### Objective
Return the records that follow unaltered. Omit every picture.

### Data for the task
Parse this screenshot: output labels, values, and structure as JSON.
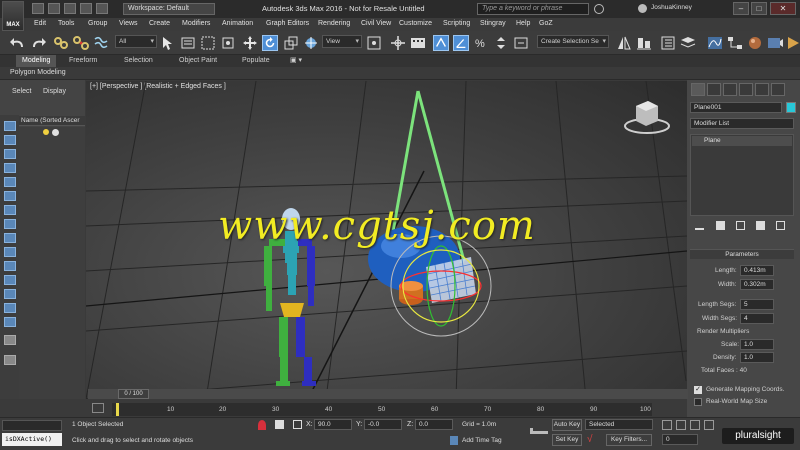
{
  "titlebar": {
    "logo": "MAX",
    "workspace": "Workspace: Default",
    "title": "Autodesk 3ds Max 2016 - Not for Resale   Untitled",
    "search_placeholder": "Type a keyword or phrase",
    "user": "JoshuaKinney"
  },
  "menu": [
    "Edit",
    "Tools",
    "Group",
    "Views",
    "Create",
    "Modifiers",
    "Animation",
    "Graph Editors",
    "Rendering",
    "Civil View",
    "Customize",
    "Scripting",
    "Stingray",
    "Help",
    "GoZ"
  ],
  "toolbar": {
    "filter_value": "All",
    "view_value": "View",
    "selection_set_placeholder": "Create Selection Se"
  },
  "ribbon": {
    "tabs": [
      "Modeling",
      "Freeform",
      "Selection",
      "Object Paint",
      "Populate"
    ],
    "active_tab": "Modeling",
    "subpanel": "Polygon Modeling"
  },
  "scene_explorer": {
    "tabs": [
      "Select",
      "Display"
    ],
    "column_header": "Name (Sorted Ascer"
  },
  "viewport": {
    "label": "[+] [Perspective ] [Realistic + Edged Faces ]"
  },
  "command_panel": {
    "object_name": "Plane001",
    "object_color": "#28c8d8",
    "modifier_list": "Modifier List",
    "stack_item": "Plane",
    "params_title": "Parameters",
    "length_label": "Length:",
    "length_value": "0.413m",
    "width_label": "Width:",
    "width_value": "0.302m",
    "length_segs_label": "Length Segs:",
    "length_segs_value": "5",
    "width_segs_label": "Width Segs:",
    "width_segs_value": "4",
    "render_mult_label": "Render Multipliers",
    "scale_label": "Scale:",
    "scale_value": "1.0",
    "density_label": "Density:",
    "density_value": "1.0",
    "total_faces": "Total Faces : 40",
    "gen_mapping": "Generate Mapping Coords.",
    "real_world": "Real-World Map Size"
  },
  "timeline": {
    "frame_display": "0 / 100",
    "ticks": [
      "10",
      "20",
      "30",
      "40",
      "50",
      "60",
      "70",
      "80",
      "90",
      "100"
    ]
  },
  "status": {
    "maxscript": "isDXActive()",
    "selected": "1 Object Selected",
    "prompt": "Click and drag to select and rotate objects",
    "x_label": "X:",
    "x_value": "90.0",
    "y_label": "Y:",
    "y_value": "-0.0",
    "z_label": "Z:",
    "z_value": "0.0",
    "grid": "Grid = 1.0m",
    "add_time_tag": "Add Time Tag",
    "auto_key": "Auto Key",
    "set_key": "Set Key",
    "selected_dd": "Selected",
    "key_filters": "Key Filters...",
    "frame_field": "0",
    "brand": "pluralsight"
  },
  "watermark": "www.cgtsj.com",
  "colors": {
    "accent_blue": "#4f8fd6",
    "selection_green": "#7ce37c",
    "watermark_yellow": "#f2ec23"
  }
}
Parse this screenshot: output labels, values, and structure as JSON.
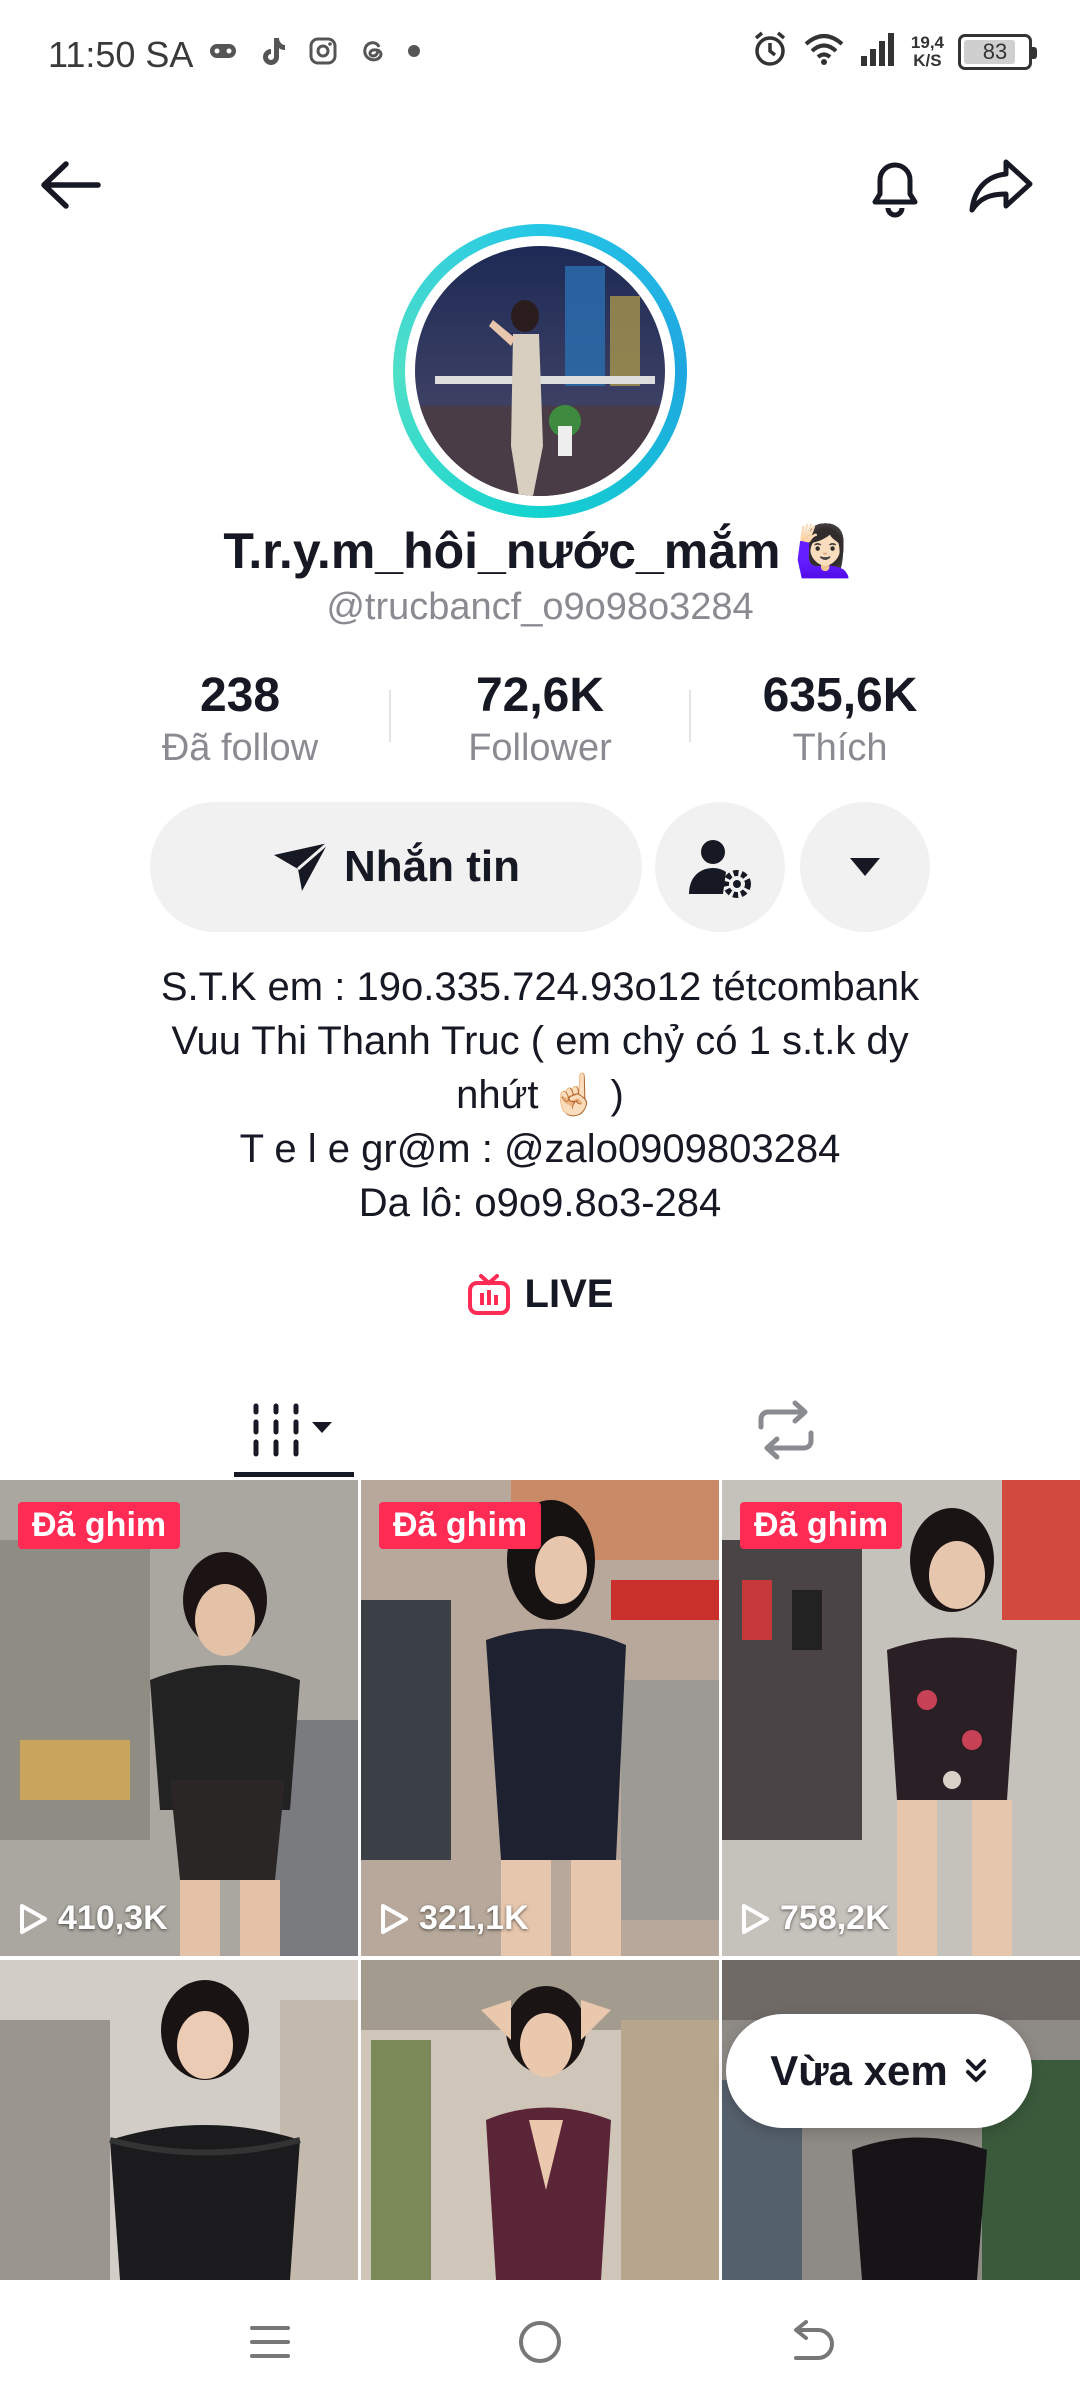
{
  "status_bar": {
    "time": "11:50 SA",
    "net_speed_value": "19,4",
    "net_speed_unit": "K/S",
    "battery": "83",
    "battery_level_percent": 83
  },
  "profile": {
    "display_name": "T.r.y.m_hôi_nước_mắm 🙋🏻‍♀️",
    "username": "@trucbancf_o9o98o3284",
    "stats": [
      {
        "value": "238",
        "label": "Đã follow"
      },
      {
        "value": "72,6K",
        "label": "Follower"
      },
      {
        "value": "635,6K",
        "label": "Thích"
      }
    ],
    "message_label": "Nhắn tin",
    "bio_lines": [
      "S.T.K em : 19o.335.724.93o12 tétcombank",
      "Vuu Thi Thanh Truc ( em chỷ có 1 s.t.k dy",
      "nhứt ☝🏻 )",
      "T e l e gr@m : @zalo0909803284",
      "Da lô: o9o9.8o3-284"
    ],
    "live_label": "LIVE"
  },
  "videos": [
    {
      "pinned_label": "Đã ghim",
      "views": "410,3K"
    },
    {
      "pinned_label": "Đã ghim",
      "views": "321,1K"
    },
    {
      "pinned_label": "Đã ghim",
      "views": "758,2K"
    },
    {
      "pinned_label": "",
      "views": ""
    },
    {
      "pinned_label": "",
      "views": ""
    },
    {
      "pinned_label": "",
      "views": ""
    }
  ],
  "recent_button_label": "Vừa xem",
  "colors": {
    "accent": "#fe2c55",
    "ring": "#25c7e6",
    "button_bg": "#f1f1f2",
    "secondary_text": "#8a8b91"
  },
  "icons": [
    "back-arrow-icon",
    "bell-icon",
    "share-icon",
    "send-icon",
    "user-settings-icon",
    "triangle-down-icon",
    "live-tv-icon",
    "grid-view-icon",
    "repost-icon",
    "play-icon",
    "chevron-double-down-icon",
    "menu-icon",
    "home-circle-icon",
    "return-icon"
  ]
}
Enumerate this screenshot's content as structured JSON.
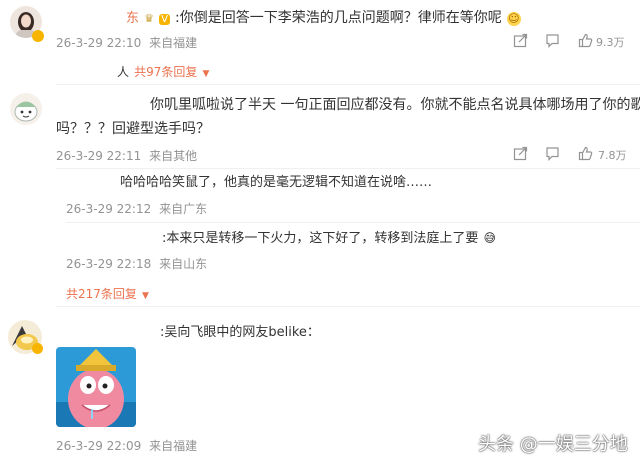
{
  "comments": [
    {
      "name_fragment": "东",
      "vip_badge": "V",
      "text": ":你倒是回答一下李荣浩的几点问题啊？律师在等你呢",
      "emoji": "☺",
      "time": "26-3-29 22:10",
      "source": "来自福建",
      "likes": "9.3万",
      "replies_name": "人",
      "replies_label": "共97条回复"
    },
    {
      "text_line1": "你叽里呱啦说了半天 一句正面回应都没有。你就不能点名说具体哪场用了你的歌",
      "text_line2": "吗？？？回避型选手吗？",
      "time": "26-3-29 22:11",
      "source": "来自其他",
      "likes": "7.8万"
    },
    {
      "text": "哈哈哈哈笑鼠了，他真的是毫无逻辑不知道在说啥……",
      "time": "26-3-29 22:12",
      "source": "来自广东"
    },
    {
      "text": ":本来只是转移一下火力，这下好了，转移到法庭上了要",
      "emoji": "😅",
      "time": "26-3-29 22:18",
      "source": "来自山东",
      "replies_label": "共217条回复"
    },
    {
      "text": ":吴向飞眼中的网友belike：",
      "time": "26-3-29 22:09",
      "source": "来自福建"
    }
  ],
  "watermark": "头条 @一娱三分地",
  "icons": {
    "share": "share-icon",
    "comment": "comment-icon",
    "like": "thumbs-up-icon",
    "dropdown": "chevron-down-icon"
  },
  "colors": {
    "accent": "#eb7350",
    "meta": "#939393",
    "text": "#333333"
  }
}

### Answer below
Parse this screenshot: output labels, values, and structure as JSON.
{
  "titlebar": {
    "logo": "MAX",
    "workspace": "Workspace: Default",
    "title": "Autodesk 3ds Max 2016 - Not for Resale   Untitled",
    "search_placeholder": "Type a keyword or phrase",
    "user": "JoshuaKinney"
  },
  "menu": [
    "Edit",
    "Tools",
    "Group",
    "Views",
    "Create",
    "Modifiers",
    "Animation",
    "Graph Editors",
    "Rendering",
    "Civil View",
    "Customize",
    "Scripting",
    "Stingray",
    "Help",
    "GoZ"
  ],
  "toolbar": {
    "filter_value": "All",
    "view_value": "View",
    "selection_set_placeholder": "Create Selection Se"
  },
  "ribbon": {
    "tabs": [
      "Modeling",
      "Freeform",
      "Selection",
      "Object Paint",
      "Populate"
    ],
    "active_tab": "Modeling",
    "subpanel": "Polygon Modeling"
  },
  "scene_explorer": {
    "tabs": [
      "Select",
      "Display"
    ],
    "column_header": "Name (Sorted Ascer"
  },
  "viewport": {
    "label": "[+] [Perspective ] [Realistic + Edged Faces ]"
  },
  "command_panel": {
    "object_name": "Plane001",
    "object_color": "#28c8d8",
    "modifier_list": "Modifier List",
    "stack_item": "Plane",
    "params_title": "Parameters",
    "length_label": "Length:",
    "length_value": "0.413m",
    "width_label": "Width:",
    "width_value": "0.302m",
    "length_segs_label": "Length Segs:",
    "length_segs_value": "5",
    "width_segs_label": "Width Segs:",
    "width_segs_value": "4",
    "render_mult_label": "Render Multipliers",
    "scale_label": "Scale:",
    "scale_value": "1.0",
    "density_label": "Density:",
    "density_value": "1.0",
    "total_faces": "Total Faces : 40",
    "gen_mapping": "Generate Mapping Coords.",
    "real_world": "Real-World Map Size"
  },
  "timeline": {
    "frame_display": "0 / 100",
    "ticks": [
      "10",
      "20",
      "30",
      "40",
      "50",
      "60",
      "70",
      "80",
      "90",
      "100"
    ]
  },
  "status": {
    "maxscript": "isDXActive()",
    "selected": "1 Object Selected",
    "prompt": "Click and drag to select and rotate objects",
    "x_label": "X:",
    "x_value": "90.0",
    "y_label": "Y:",
    "y_value": "-0.0",
    "z_label": "Z:",
    "z_value": "0.0",
    "grid": "Grid = 1.0m",
    "add_time_tag": "Add Time Tag",
    "auto_key": "Auto Key",
    "set_key": "Set Key",
    "selected_dd": "Selected",
    "key_filters": "Key Filters...",
    "frame_field": "0",
    "brand": "pluralsight"
  },
  "watermark": "www.cgtsj.com",
  "colors": {
    "accent_blue": "#4f8fd6",
    "selection_green": "#7ce37c",
    "watermark_yellow": "#f2ec23"
  }
}
Parse this screenshot: output labels, values, and structure as JSON.
{
  "status_bar": {
    "time": "11:50 SA",
    "net_speed_value": "19,4",
    "net_speed_unit": "K/S",
    "battery": "83",
    "battery_level_percent": 83
  },
  "profile": {
    "display_name": "T.r.y.m_hôi_nước_mắm 🙋🏻‍♀️",
    "username": "@trucbancf_o9o98o3284",
    "stats": [
      {
        "value": "238",
        "label": "Đã follow"
      },
      {
        "value": "72,6K",
        "label": "Follower"
      },
      {
        "value": "635,6K",
        "label": "Thích"
      }
    ],
    "message_label": "Nhắn tin",
    "bio_lines": [
      "S.T.K em : 19o.335.724.93o12 tétcombank",
      "Vuu Thi Thanh Truc ( em chỷ có 1 s.t.k dy",
      "nhứt ☝🏻 )",
      "T e l e gr@m : @zalo0909803284",
      "Da lô: o9o9.8o3-284"
    ],
    "live_label": "LIVE"
  },
  "videos": [
    {
      "pinned_label": "Đã ghim",
      "views": "410,3K"
    },
    {
      "pinned_label": "Đã ghim",
      "views": "321,1K"
    },
    {
      "pinned_label": "Đã ghim",
      "views": "758,2K"
    },
    {
      "pinned_label": "",
      "views": ""
    },
    {
      "pinned_label": "",
      "views": ""
    },
    {
      "pinned_label": "",
      "views": ""
    }
  ],
  "recent_button_label": "Vừa xem",
  "colors": {
    "accent": "#fe2c55",
    "ring": "#25c7e6",
    "button_bg": "#f1f1f2",
    "secondary_text": "#8a8b91"
  },
  "icons": [
    "back-arrow-icon",
    "bell-icon",
    "share-icon",
    "send-icon",
    "user-settings-icon",
    "triangle-down-icon",
    "live-tv-icon",
    "grid-view-icon",
    "repost-icon",
    "play-icon",
    "chevron-double-down-icon",
    "menu-icon",
    "home-circle-icon",
    "return-icon"
  ]
}
Enumerate this screenshot's content as structured JSON.
{
  "comments": [
    {
      "name_fragment": "东",
      "vip_badge": "V",
      "text": ":你倒是回答一下李荣浩的几点问题啊？律师在等你呢",
      "emoji": "☺",
      "time": "26-3-29 22:10",
      "source": "来自福建",
      "likes": "9.3万",
      "replies_name": "人",
      "replies_label": "共97条回复"
    },
    {
      "text_line1": "你叽里呱啦说了半天 一句正面回应都没有。你就不能点名说具体哪场用了你的歌",
      "text_line2": "吗？？？回避型选手吗？",
      "time": "26-3-29 22:11",
      "source": "来自其他",
      "likes": "7.8万"
    },
    {
      "text": "哈哈哈哈笑鼠了，他真的是毫无逻辑不知道在说啥……",
      "time": "26-3-29 22:12",
      "source": "来自广东"
    },
    {
      "text": ":本来只是转移一下火力，这下好了，转移到法庭上了要",
      "emoji": "😅",
      "time": "26-3-29 22:18",
      "source": "来自山东",
      "replies_label": "共217条回复"
    },
    {
      "text": ":吴向飞眼中的网友belike：",
      "time": "26-3-29 22:09",
      "source": "来自福建"
    }
  ],
  "watermark": "头条 @一娱三分地",
  "icons": {
    "share": "share-icon",
    "comment": "comment-icon",
    "like": "thumbs-up-icon",
    "dropdown": "chevron-down-icon"
  },
  "colors": {
    "accent": "#eb7350",
    "meta": "#939393",
    "text": "#333333"
  }
}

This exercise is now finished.